▶ _Task goal_
Copy each line in the data that includes the word "before".

▶ _Data entries_
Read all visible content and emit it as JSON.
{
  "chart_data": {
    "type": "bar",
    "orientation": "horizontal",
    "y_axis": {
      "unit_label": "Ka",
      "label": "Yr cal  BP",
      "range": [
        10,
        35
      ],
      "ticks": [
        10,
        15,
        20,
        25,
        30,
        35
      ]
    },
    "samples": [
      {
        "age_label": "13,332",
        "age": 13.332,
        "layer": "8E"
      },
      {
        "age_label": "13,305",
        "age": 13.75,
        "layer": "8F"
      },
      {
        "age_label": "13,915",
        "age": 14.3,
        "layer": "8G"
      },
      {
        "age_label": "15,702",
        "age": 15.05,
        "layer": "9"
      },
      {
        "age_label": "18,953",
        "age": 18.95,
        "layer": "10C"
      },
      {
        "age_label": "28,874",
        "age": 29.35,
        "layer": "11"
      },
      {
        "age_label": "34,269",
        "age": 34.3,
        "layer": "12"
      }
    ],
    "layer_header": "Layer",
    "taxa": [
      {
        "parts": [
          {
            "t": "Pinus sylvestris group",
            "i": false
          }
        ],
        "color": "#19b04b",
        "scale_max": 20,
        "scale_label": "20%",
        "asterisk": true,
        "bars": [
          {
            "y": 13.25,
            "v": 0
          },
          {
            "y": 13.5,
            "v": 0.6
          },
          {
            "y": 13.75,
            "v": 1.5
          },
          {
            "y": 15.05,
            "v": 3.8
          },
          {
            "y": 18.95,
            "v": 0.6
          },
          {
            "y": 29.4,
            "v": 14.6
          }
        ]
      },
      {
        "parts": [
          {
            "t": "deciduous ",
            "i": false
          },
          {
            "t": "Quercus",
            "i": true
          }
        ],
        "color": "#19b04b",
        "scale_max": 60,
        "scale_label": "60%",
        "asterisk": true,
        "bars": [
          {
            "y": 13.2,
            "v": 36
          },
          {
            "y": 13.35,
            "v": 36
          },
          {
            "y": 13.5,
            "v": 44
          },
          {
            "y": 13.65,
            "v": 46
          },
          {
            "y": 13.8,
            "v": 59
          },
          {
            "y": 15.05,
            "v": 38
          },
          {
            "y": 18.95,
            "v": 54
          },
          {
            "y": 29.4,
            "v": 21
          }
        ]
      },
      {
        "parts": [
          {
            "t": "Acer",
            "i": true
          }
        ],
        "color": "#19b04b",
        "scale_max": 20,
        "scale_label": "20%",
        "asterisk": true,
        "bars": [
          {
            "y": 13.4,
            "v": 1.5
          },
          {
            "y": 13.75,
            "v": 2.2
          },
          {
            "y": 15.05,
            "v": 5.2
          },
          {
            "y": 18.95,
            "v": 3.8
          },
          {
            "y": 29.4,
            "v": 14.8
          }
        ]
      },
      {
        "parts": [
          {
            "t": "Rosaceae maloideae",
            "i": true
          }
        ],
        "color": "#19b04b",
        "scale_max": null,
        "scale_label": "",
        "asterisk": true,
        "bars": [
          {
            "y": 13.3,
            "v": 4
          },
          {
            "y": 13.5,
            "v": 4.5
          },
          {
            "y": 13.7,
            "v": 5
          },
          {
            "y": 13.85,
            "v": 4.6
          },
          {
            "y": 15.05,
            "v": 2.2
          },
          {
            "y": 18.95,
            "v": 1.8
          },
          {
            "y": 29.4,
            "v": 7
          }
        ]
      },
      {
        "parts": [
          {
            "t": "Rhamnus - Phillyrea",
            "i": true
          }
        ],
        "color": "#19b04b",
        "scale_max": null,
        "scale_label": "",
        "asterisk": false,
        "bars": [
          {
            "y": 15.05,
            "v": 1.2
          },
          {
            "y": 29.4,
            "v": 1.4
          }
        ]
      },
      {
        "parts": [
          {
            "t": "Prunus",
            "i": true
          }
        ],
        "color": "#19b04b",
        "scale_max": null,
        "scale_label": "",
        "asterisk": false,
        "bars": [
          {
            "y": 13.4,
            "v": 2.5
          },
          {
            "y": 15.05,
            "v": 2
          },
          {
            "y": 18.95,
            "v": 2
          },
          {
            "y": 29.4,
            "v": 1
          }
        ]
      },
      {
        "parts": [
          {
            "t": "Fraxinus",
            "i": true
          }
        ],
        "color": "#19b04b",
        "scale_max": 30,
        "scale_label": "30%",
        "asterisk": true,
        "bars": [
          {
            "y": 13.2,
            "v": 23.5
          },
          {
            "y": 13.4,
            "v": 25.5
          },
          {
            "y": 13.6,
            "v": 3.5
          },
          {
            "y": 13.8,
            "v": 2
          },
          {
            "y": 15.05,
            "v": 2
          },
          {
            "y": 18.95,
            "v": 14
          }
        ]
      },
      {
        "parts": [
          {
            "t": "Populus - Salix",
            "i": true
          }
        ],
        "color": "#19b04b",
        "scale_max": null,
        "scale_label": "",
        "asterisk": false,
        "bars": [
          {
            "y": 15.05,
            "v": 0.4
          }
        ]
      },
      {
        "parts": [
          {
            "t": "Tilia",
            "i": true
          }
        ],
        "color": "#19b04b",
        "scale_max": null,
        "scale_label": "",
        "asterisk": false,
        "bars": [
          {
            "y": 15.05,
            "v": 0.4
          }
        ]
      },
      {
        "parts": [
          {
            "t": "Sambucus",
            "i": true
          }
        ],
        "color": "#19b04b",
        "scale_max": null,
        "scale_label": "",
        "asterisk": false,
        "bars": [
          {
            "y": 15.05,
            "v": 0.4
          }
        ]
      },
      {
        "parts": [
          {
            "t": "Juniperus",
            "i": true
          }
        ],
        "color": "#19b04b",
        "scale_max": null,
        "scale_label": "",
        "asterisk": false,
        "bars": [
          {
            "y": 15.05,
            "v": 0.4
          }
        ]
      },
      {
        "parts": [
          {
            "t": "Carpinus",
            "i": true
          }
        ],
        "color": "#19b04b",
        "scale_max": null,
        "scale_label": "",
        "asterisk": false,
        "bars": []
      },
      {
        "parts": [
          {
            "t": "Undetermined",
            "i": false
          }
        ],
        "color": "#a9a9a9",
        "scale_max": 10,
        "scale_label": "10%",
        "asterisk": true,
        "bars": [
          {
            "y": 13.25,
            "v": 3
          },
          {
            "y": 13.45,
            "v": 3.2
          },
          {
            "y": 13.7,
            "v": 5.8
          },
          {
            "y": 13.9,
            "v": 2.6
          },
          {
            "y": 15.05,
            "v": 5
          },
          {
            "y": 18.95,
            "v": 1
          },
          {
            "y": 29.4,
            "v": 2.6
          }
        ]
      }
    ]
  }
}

...

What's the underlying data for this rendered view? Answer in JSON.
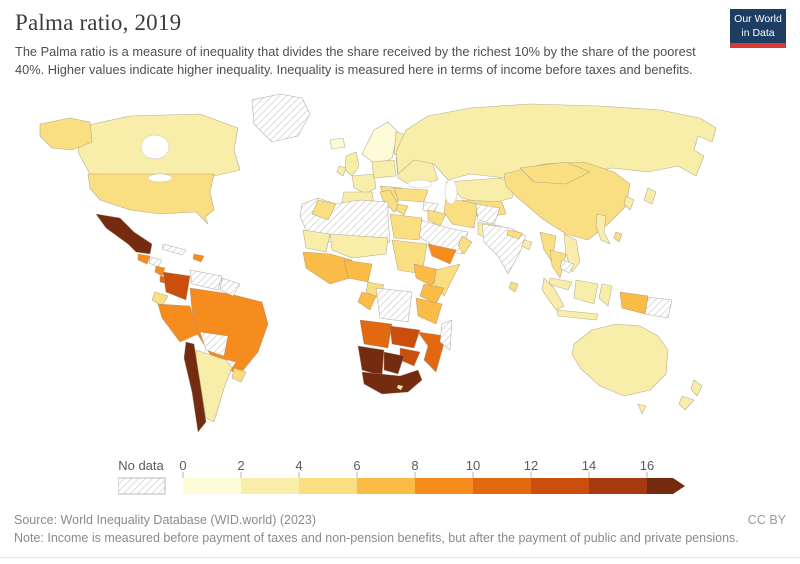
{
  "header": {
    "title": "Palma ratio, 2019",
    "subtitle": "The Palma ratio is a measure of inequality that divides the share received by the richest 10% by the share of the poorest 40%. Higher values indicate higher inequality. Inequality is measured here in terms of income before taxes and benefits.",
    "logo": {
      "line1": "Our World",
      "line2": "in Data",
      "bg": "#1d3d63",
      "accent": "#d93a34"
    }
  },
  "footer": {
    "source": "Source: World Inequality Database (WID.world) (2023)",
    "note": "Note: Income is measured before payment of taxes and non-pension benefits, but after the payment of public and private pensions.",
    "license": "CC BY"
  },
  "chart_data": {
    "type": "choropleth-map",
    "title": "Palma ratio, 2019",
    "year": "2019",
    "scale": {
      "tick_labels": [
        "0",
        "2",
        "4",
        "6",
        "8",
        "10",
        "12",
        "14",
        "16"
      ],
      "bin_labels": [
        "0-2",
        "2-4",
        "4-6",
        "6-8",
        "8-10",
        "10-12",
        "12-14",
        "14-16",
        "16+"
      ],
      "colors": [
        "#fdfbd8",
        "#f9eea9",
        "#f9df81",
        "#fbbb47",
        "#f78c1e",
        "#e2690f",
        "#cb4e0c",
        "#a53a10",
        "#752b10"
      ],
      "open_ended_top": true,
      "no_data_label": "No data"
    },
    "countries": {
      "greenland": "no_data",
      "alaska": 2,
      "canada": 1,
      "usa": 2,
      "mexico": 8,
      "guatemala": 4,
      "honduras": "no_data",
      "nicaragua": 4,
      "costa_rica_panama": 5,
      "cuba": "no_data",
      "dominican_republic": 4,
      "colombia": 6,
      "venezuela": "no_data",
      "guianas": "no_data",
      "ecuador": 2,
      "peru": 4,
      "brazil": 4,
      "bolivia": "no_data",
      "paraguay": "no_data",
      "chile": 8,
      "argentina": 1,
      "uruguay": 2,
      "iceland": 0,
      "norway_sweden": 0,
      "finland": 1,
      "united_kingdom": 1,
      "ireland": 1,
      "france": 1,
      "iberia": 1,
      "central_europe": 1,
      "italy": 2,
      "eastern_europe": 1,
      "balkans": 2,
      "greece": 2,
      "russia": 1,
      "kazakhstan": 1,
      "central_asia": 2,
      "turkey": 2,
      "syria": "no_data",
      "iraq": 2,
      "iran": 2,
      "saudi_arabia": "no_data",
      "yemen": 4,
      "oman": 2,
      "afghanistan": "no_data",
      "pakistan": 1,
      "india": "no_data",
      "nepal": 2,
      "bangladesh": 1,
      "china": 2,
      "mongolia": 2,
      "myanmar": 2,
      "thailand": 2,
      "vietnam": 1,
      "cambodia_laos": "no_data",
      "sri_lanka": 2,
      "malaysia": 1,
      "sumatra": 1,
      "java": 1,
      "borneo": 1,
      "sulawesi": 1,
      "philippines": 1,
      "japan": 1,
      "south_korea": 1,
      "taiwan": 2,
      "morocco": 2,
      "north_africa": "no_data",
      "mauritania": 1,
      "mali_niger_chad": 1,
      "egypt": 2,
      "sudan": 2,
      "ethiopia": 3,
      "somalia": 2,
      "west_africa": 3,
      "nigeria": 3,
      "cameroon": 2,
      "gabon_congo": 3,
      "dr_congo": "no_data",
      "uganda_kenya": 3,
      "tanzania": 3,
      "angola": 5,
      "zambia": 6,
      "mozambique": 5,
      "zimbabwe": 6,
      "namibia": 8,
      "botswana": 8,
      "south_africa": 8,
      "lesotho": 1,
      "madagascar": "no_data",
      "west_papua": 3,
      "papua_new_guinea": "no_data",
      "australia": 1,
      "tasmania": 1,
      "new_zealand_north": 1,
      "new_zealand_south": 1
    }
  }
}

▶ _Exercise solution_
    "subtitle": "The Palma ratio is a measure of inequality that divides the share received by the richest 10% by the share of the poorest 40%. Higher values indicate higher inequality. Inequality is measured here in terms of income before taxes and benefits.",
    "note": "Note: Income is measured before payment of taxes and non-pension benefits, but after the payment of public and private pensions.",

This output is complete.